[Exercise aim]: Take the lines from the one with "Convert this document image to plain text." to the end of the listing, both ends included, and quote them exactly, leaving pictures out.
################
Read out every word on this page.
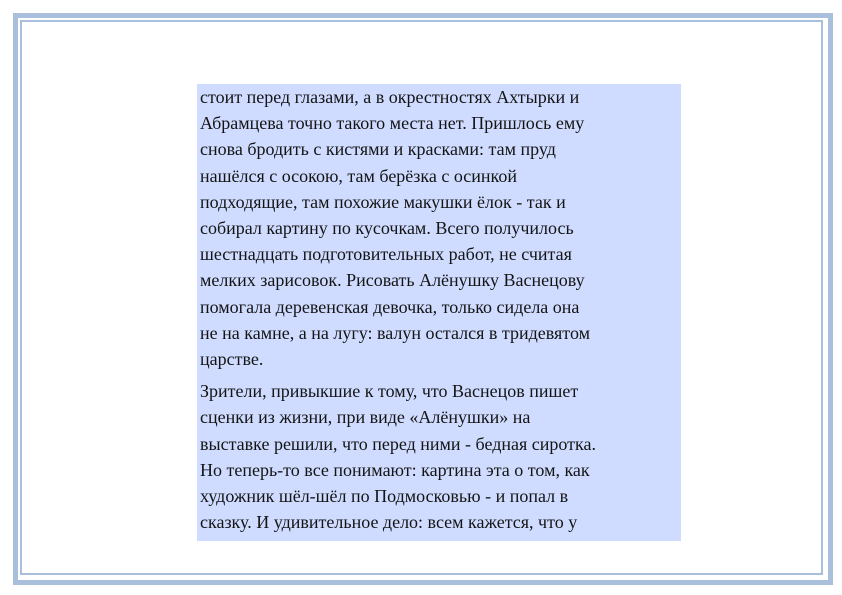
стоит перед глазами, а в окрестностях Ахтырки и
Абрамцева точно такого места нет. Пришлось ему
снова бродить с кистями и красками: там пруд
нашёлся с осокою, там берёзка с осинкой
подходящие, там похожие макушки ёлок - так и
собирал картину по кусочкам. Всего получилось
шестнадцать подготовительных работ, не считая
мелких зарисовок. Рисовать Алёнушку Васнецову
помогала деревенская девочка, только сидела она
не на камне, а на лугу: валун остался в тридевятом
царстве.

Зрители, привыкшие к тому, что Васнецов пишет
сценки из жизни, при виде «Алёнушки» на
выставке решили, что перед ними - бедная сиротка.
Но теперь-то все понимают: картина эта о том, как
художник шёл-шёл по Подмосковью - и попал в
сказку. И удивительное дело: всем кажется, что у
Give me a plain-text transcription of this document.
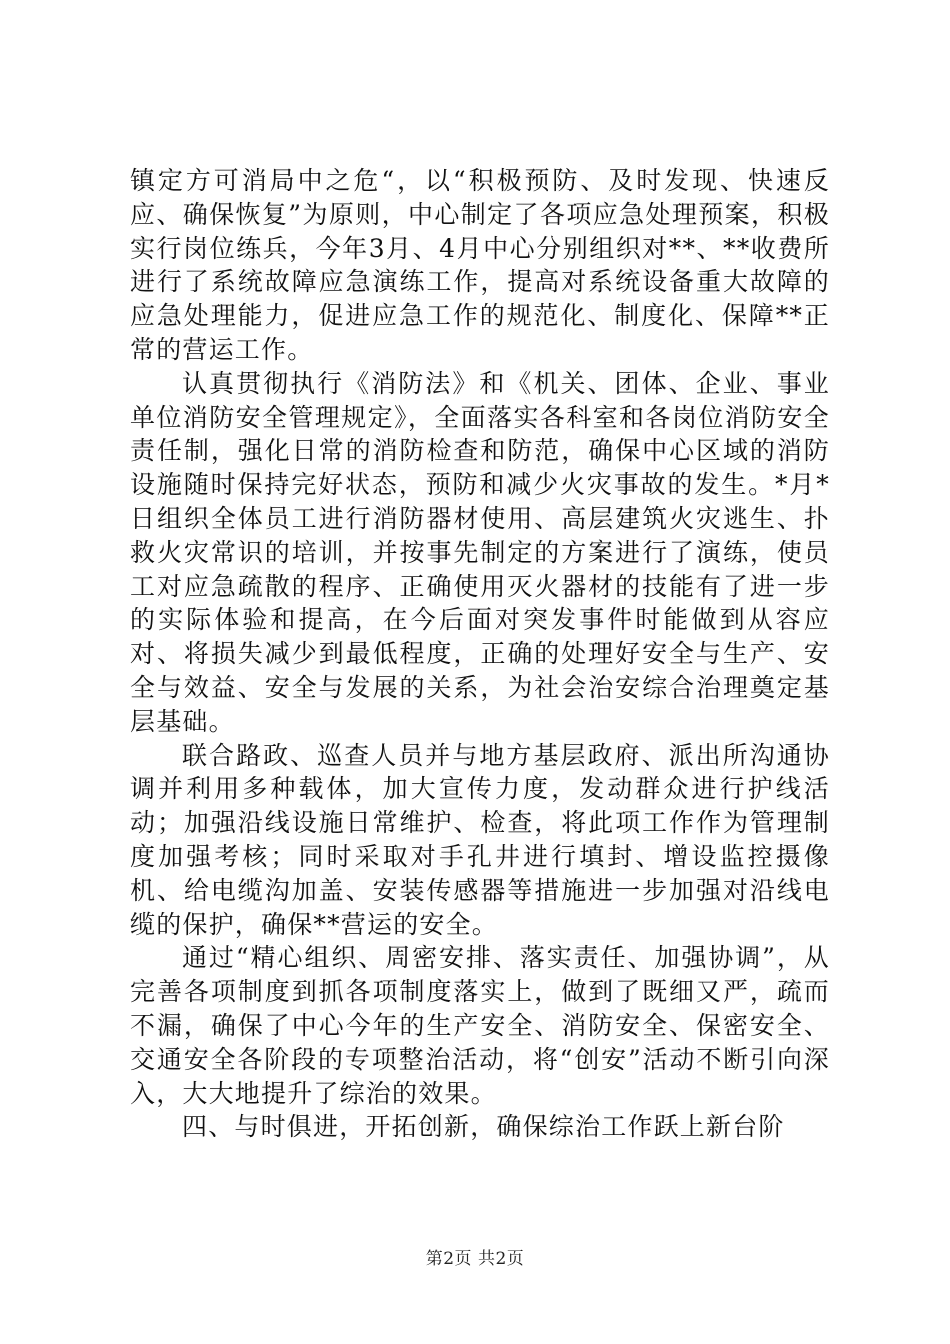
镇定方可消局中之危“，以“积极预防、及时发现、快速反应、确保恢复”为原则，中心制定了各项应急处理预案，积极实行岗位练兵，今年3月、4月中心分别组织对**、**收费所进行了系统故障应急演练工作，提高对系统设备重大故障的应急处理能力，促进应急工作的规范化、制度化、保障**正常的营运工作。

认真贯彻执行《消防法》和《机关、团体、企业、事业单位消防安全管理规定》，全面落实各科室和各岗位消防安全责任制，强化日常的消防检查和防范，确保中心区域的消防设施随时保持完好状态，预防和减少火灾事故的发生。*月*日组织全体员工进行消防器材使用、高层建筑火灾逃生、扑救火灾常识的培训，并按事先制定的方案进行了演练，使员工对应急疏散的程序、正确使用灭火器材的技能有了进一步的实际体验和提高，在今后面对突发事件时能做到从容应对、将损失减少到最低程度，正确的处理好安全与生产、安全与效益、安全与发展的关系，为社会治安综合治理奠定基层基础。

联合路政、巡查人员并与地方基层政府、派出所沟通协调并利用多种载体，加大宣传力度，发动群众进行护线活动；加强沿线设施日常维护、检查，将此项工作作为管理制度加强考核；同时采取对手孔井进行填封、增设监控摄像机、给电缆沟加盖、安装传感器等措施进一步加强对沿线电缆的保护，确保**营运的安全。

通过“精心组织、周密安排、落实责任、加强协调”，从完善各项制度到抓各项制度落实上，做到了既细又严，疏而不漏，确保了中心今年的生产安全、消防安全、保密安全、交通安全各阶段的专项整治活动，将“创安”活动不断引向深入，大大地提升了综治的效果。

四、与时俱进，开拓创新，确保综治工作跃上新台阶

第2页 共2页
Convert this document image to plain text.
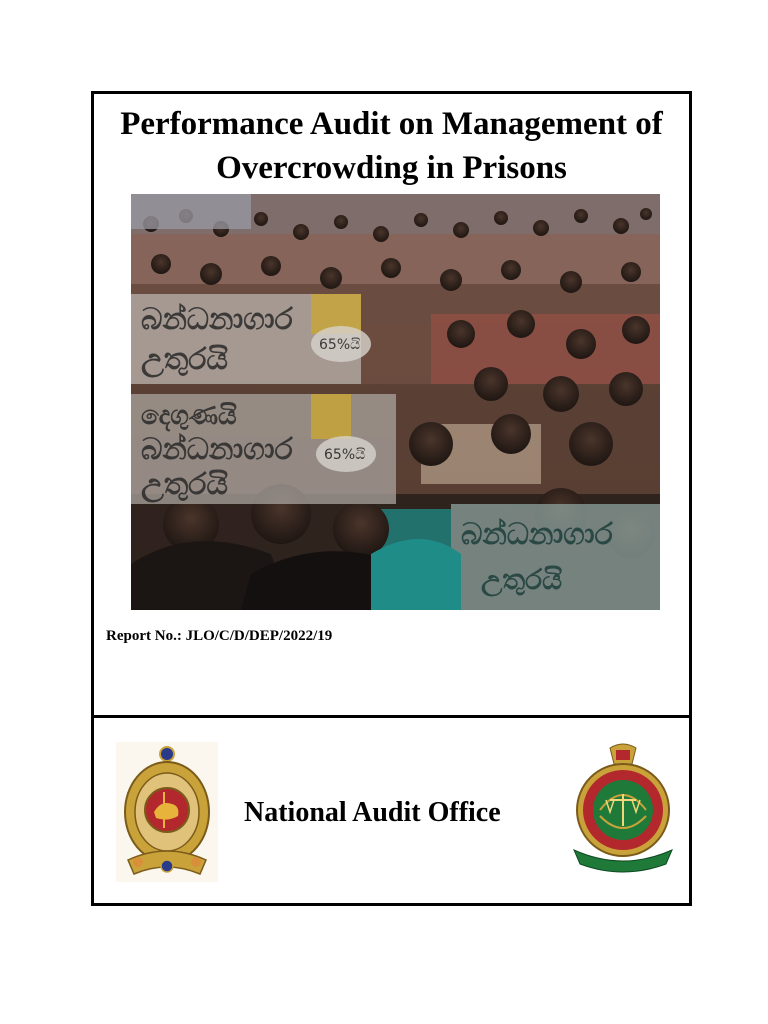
Performance Audit on Management of
Overcrowding in Prisons
බන්ධනාගාර
උතුරයි
දෙගුණයි
බන්ධනාගාර
උතුරයි
බන්ධනාගාර
උතුරයි
65%යි
65%යි

Report No.: JLO/C/D/DEP/2022/19

National Audit Office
################
[In response]:
Convert this document image to plain text.
Performance Audit on Management of
Overcrowding in Prisons
බන්ධනාගාර
උතුරයි
දෙගුණයි
බන්ධනාගාර
උතුරයි
බන්ධනාගාර
උතුරයි
65%යි
65%යි

Report No.: JLO/C/D/DEP/2022/19

National Audit Office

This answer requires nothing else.